Supplied records:
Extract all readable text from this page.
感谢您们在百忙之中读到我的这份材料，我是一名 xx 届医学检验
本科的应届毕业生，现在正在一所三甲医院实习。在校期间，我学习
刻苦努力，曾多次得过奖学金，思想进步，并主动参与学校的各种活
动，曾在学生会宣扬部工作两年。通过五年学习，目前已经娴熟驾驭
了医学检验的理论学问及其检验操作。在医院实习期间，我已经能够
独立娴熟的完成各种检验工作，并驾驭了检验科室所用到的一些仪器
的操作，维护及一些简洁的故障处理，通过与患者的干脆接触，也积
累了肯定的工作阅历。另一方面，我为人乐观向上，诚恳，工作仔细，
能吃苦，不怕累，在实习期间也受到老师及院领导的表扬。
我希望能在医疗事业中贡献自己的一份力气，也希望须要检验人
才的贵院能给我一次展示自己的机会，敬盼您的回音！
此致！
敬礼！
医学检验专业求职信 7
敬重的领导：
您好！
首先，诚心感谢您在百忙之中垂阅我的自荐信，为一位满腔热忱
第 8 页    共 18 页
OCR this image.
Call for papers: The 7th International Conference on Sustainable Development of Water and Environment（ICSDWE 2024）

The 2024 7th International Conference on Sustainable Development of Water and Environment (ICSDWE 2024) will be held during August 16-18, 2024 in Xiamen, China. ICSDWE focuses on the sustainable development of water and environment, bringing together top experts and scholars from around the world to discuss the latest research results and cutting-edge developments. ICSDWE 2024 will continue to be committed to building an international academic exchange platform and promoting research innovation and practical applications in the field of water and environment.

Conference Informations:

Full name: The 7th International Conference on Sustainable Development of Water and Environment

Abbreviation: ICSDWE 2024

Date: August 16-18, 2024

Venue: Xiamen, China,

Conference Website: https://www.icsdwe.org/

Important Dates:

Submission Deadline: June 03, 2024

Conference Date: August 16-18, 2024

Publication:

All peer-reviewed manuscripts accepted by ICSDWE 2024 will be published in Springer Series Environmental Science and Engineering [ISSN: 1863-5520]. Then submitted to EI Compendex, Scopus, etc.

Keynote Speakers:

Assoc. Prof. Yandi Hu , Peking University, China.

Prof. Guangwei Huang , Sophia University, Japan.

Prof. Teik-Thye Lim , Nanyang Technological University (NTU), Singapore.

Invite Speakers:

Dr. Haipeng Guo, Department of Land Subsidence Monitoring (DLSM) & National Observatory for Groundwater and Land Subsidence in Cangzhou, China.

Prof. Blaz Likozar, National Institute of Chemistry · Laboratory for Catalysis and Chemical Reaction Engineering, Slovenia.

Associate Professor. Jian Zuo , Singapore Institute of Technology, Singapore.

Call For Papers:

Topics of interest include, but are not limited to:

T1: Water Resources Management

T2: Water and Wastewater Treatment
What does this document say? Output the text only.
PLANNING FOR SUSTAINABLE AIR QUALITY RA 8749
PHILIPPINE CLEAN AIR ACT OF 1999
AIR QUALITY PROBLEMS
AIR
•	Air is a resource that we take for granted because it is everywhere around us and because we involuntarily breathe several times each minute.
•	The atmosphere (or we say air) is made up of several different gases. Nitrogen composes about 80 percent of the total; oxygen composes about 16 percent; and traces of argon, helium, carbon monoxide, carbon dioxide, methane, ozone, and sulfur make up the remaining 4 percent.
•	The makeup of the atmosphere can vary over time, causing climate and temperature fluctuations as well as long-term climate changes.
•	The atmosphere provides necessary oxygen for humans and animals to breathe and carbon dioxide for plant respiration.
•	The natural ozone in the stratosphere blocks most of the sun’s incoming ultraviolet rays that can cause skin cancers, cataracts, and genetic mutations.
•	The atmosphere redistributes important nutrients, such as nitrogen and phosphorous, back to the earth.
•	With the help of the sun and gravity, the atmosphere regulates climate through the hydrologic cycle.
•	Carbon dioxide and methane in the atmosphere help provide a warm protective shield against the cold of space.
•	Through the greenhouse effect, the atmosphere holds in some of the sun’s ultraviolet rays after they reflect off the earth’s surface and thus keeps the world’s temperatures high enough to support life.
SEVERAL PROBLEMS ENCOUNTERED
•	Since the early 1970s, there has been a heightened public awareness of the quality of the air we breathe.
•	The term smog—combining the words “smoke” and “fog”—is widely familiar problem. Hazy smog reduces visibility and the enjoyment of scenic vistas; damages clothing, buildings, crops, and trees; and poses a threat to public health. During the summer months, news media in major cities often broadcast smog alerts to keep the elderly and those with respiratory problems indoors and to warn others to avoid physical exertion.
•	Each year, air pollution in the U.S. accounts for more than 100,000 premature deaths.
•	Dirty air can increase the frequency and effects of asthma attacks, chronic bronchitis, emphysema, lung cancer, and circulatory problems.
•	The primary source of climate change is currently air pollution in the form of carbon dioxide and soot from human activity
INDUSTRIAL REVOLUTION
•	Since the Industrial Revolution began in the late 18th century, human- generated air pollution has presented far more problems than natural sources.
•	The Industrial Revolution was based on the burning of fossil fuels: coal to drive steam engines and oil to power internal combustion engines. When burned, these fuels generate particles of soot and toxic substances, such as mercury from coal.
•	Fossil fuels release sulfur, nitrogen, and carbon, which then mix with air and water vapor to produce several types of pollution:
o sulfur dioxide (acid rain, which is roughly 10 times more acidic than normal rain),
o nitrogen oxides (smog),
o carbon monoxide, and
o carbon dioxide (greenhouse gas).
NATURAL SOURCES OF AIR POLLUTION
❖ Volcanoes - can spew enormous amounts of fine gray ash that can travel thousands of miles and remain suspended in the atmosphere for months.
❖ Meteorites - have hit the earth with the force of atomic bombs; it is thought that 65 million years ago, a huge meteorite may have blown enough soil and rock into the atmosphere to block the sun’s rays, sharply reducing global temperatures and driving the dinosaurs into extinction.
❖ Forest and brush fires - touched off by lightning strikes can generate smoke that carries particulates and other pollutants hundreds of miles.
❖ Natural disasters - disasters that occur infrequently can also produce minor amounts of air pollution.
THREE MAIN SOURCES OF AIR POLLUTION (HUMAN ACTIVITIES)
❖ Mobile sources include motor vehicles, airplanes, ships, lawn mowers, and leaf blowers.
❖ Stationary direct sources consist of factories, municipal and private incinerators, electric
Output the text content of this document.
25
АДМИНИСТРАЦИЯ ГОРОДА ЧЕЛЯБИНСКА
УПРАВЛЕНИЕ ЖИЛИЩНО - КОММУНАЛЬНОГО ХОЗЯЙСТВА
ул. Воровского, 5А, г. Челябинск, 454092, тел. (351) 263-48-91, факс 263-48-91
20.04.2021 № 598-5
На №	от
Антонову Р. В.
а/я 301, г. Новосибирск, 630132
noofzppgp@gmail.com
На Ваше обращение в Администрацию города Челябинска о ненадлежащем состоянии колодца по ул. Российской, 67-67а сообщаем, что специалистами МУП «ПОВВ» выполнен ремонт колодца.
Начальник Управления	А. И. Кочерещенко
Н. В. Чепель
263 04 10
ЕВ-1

What is needed: Show the lines where the word "smog" appears in the entries.

Exercise solution:
•	The term smog—combining the words “smoke” and “fog”—is widely familiar problem. Hazy smog reduces visibility and the enjoyment of scenic vistas; damages clothing, buildings, crops, and trees; and poses a threat to public health. During the summer months, news media in major cities often broadcast smog alerts to keep the elderly and those with respiratory problems indoors and to warn others to avoid physical exertion.
o nitrogen oxides (smog),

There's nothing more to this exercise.